Material to process:
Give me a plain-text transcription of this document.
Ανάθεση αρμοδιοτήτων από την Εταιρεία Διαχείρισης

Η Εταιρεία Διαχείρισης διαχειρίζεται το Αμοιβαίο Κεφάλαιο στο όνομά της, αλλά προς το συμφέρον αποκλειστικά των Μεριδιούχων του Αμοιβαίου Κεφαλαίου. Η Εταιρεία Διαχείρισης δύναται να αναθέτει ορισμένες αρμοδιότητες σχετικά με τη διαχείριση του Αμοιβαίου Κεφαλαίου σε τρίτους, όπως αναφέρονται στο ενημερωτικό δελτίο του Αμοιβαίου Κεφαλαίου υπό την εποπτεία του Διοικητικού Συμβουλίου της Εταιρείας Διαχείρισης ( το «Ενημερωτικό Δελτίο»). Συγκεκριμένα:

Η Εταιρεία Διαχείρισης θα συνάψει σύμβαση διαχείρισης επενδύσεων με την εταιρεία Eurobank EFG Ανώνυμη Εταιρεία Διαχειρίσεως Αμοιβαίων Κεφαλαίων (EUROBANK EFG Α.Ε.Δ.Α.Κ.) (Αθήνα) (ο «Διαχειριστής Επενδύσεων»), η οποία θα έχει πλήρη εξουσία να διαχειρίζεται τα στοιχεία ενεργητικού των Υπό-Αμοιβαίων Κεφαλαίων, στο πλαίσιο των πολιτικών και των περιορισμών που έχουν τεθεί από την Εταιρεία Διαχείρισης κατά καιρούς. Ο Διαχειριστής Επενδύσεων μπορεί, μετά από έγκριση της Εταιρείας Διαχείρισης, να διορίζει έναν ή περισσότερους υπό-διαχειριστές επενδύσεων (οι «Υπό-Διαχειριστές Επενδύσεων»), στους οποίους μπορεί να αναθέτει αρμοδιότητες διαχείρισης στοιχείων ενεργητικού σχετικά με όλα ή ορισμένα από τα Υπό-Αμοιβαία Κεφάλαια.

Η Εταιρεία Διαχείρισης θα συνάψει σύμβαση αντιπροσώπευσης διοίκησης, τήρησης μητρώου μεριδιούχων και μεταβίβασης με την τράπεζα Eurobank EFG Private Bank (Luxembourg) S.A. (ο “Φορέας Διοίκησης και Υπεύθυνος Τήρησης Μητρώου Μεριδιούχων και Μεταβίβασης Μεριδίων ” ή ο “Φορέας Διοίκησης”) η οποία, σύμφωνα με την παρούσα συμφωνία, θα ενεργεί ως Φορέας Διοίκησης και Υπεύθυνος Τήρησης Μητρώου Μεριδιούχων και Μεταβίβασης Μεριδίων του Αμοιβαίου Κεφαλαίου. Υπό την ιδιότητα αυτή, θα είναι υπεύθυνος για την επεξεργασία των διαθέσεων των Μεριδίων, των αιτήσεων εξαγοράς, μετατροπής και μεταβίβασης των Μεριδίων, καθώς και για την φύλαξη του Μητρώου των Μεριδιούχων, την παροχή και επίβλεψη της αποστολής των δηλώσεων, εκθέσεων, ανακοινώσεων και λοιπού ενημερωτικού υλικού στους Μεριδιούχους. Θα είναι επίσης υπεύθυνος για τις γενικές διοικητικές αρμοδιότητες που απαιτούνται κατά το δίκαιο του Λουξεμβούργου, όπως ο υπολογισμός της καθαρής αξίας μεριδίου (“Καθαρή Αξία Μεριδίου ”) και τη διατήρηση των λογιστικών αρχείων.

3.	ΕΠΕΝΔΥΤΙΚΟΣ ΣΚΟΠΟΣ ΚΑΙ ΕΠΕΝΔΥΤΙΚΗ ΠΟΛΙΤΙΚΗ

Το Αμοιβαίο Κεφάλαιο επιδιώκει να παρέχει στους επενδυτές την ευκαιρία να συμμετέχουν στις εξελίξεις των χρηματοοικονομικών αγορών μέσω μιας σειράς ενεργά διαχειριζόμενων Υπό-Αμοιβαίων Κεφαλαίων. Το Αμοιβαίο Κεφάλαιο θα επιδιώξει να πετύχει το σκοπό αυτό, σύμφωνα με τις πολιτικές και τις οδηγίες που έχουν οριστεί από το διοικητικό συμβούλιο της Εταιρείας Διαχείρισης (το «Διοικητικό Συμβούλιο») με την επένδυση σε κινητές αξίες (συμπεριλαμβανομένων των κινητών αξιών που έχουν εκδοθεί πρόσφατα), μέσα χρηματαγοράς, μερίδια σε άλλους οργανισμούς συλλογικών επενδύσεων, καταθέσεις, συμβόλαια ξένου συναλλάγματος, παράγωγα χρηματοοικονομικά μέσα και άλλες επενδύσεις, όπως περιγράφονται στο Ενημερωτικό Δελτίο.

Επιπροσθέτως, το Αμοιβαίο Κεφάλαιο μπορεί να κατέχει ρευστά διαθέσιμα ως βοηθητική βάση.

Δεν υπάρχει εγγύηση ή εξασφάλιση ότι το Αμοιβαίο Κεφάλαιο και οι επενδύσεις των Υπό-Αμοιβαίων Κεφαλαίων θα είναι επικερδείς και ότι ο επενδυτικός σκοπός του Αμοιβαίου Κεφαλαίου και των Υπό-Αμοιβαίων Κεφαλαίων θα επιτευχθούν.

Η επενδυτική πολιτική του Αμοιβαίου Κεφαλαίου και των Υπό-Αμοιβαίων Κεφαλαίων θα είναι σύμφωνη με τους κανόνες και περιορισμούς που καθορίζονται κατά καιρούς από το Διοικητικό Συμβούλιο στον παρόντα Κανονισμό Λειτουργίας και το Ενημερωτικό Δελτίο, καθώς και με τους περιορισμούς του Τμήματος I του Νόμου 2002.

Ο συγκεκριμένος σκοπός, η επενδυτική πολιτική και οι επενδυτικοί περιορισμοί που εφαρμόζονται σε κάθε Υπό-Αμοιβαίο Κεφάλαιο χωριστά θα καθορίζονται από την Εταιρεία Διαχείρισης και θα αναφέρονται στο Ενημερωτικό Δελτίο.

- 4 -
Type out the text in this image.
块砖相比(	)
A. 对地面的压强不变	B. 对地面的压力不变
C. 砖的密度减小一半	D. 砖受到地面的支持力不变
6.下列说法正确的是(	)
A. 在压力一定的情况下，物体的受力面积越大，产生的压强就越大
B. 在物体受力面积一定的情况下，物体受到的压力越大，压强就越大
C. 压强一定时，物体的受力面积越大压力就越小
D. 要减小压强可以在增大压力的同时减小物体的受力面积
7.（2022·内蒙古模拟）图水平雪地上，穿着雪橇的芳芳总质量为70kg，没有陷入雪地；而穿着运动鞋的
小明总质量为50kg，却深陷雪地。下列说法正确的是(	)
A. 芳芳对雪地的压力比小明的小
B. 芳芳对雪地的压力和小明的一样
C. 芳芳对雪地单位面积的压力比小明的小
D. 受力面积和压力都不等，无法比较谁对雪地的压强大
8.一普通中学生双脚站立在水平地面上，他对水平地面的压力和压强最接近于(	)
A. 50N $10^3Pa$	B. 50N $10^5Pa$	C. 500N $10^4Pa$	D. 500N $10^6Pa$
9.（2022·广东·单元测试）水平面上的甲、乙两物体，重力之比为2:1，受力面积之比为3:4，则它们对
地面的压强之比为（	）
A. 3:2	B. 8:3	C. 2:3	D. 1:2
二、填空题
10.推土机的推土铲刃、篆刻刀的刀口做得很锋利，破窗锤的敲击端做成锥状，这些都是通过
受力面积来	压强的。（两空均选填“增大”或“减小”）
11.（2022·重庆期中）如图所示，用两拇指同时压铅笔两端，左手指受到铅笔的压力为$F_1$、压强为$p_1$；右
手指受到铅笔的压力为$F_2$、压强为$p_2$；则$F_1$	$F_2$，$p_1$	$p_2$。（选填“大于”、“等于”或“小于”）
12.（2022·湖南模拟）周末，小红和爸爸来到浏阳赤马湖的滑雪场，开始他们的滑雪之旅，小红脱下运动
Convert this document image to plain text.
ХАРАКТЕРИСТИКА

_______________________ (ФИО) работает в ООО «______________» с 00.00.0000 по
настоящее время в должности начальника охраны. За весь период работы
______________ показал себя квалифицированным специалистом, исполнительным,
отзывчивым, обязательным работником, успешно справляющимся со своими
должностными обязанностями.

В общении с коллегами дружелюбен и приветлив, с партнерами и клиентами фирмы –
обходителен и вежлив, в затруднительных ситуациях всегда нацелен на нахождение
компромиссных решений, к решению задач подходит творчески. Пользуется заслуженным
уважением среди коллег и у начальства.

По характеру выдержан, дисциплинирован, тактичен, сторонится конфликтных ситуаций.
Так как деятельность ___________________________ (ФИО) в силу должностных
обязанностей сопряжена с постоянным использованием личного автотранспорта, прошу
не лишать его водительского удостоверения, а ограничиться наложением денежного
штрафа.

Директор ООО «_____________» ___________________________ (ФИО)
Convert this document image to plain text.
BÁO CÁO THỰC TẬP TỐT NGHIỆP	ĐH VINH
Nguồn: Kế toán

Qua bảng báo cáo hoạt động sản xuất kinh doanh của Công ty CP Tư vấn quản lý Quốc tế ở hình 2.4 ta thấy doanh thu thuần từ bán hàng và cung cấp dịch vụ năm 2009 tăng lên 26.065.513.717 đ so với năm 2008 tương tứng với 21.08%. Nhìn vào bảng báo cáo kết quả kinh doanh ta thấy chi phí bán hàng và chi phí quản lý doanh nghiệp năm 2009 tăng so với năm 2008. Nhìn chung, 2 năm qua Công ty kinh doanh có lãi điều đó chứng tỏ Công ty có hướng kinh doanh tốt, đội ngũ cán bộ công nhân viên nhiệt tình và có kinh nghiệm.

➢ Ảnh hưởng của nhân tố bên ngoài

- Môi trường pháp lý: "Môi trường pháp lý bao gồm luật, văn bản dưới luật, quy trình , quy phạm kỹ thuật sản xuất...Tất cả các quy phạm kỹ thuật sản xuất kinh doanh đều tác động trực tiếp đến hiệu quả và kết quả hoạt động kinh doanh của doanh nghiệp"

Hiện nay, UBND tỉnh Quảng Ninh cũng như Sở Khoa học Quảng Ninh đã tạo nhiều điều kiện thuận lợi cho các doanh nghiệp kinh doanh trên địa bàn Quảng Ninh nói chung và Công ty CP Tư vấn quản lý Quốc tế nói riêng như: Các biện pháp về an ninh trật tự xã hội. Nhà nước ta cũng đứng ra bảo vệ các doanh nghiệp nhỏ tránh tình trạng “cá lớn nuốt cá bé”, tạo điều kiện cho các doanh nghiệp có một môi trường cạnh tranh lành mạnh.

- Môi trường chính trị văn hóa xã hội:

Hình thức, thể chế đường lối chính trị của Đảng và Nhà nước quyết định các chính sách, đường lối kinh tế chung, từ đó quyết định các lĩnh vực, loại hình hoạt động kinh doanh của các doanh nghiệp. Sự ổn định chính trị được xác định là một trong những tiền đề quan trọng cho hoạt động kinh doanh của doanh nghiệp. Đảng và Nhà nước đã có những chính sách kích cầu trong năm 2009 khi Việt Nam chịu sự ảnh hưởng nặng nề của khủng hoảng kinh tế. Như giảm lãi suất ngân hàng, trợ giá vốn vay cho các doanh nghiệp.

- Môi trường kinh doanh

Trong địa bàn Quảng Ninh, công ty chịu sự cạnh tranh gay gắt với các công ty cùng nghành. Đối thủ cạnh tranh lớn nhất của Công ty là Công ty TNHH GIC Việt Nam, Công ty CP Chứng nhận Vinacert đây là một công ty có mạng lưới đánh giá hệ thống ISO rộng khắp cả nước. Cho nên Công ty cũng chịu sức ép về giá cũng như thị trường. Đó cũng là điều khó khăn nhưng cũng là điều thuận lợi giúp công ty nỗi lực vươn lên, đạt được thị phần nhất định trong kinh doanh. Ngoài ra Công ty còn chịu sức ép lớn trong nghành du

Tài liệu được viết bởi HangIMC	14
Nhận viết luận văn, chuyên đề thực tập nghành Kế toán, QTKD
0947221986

Exercise details:
Set out every line from the material that contains the string "được".

Answer to this exercise:
Hình thức, thể chế đường lối chính trị của Đảng và Nhà nước quyết định các chính sách, đường lối kinh tế chung, từ đó quyết định các lĩnh vực, loại hình hoạt động kinh doanh của các doanh nghiệp. Sự ổn định chính trị được xác định là một trong những tiền đề quan trọng cho hoạt động kinh doanh của doanh nghiệp. Đảng và Nhà nước đã có những chính sách kích cầu trong năm 2009 khi Việt Nam chịu sự ảnh hưởng nặng nề của khủng hoảng kinh tế. Như giảm lãi suất ngân hàng, trợ giá vốn vay cho các doanh nghiệp.
Trong địa bàn Quảng Ninh, công ty chịu sự cạnh tranh gay gắt với các công ty cùng nghành. Đối thủ cạnh tranh lớn nhất của Công ty là Công ty TNHH GIC Việt Nam, Công ty CP Chứng nhận Vinacert đây là một công ty có mạng lưới đánh giá hệ thống ISO rộng khắp cả nước. Cho nên Công ty cũng chịu sức ép về giá cũng như thị trường. Đó cũng là điều khó khăn nhưng cũng là điều thuận lợi giúp công ty nỗi lực vươn lên, đạt được thị phần nhất định trong kinh doanh. Ngoài ra Công ty còn chịu sức ép lớn trong nghành du
Tài liệu được viết bởi HangIMC	14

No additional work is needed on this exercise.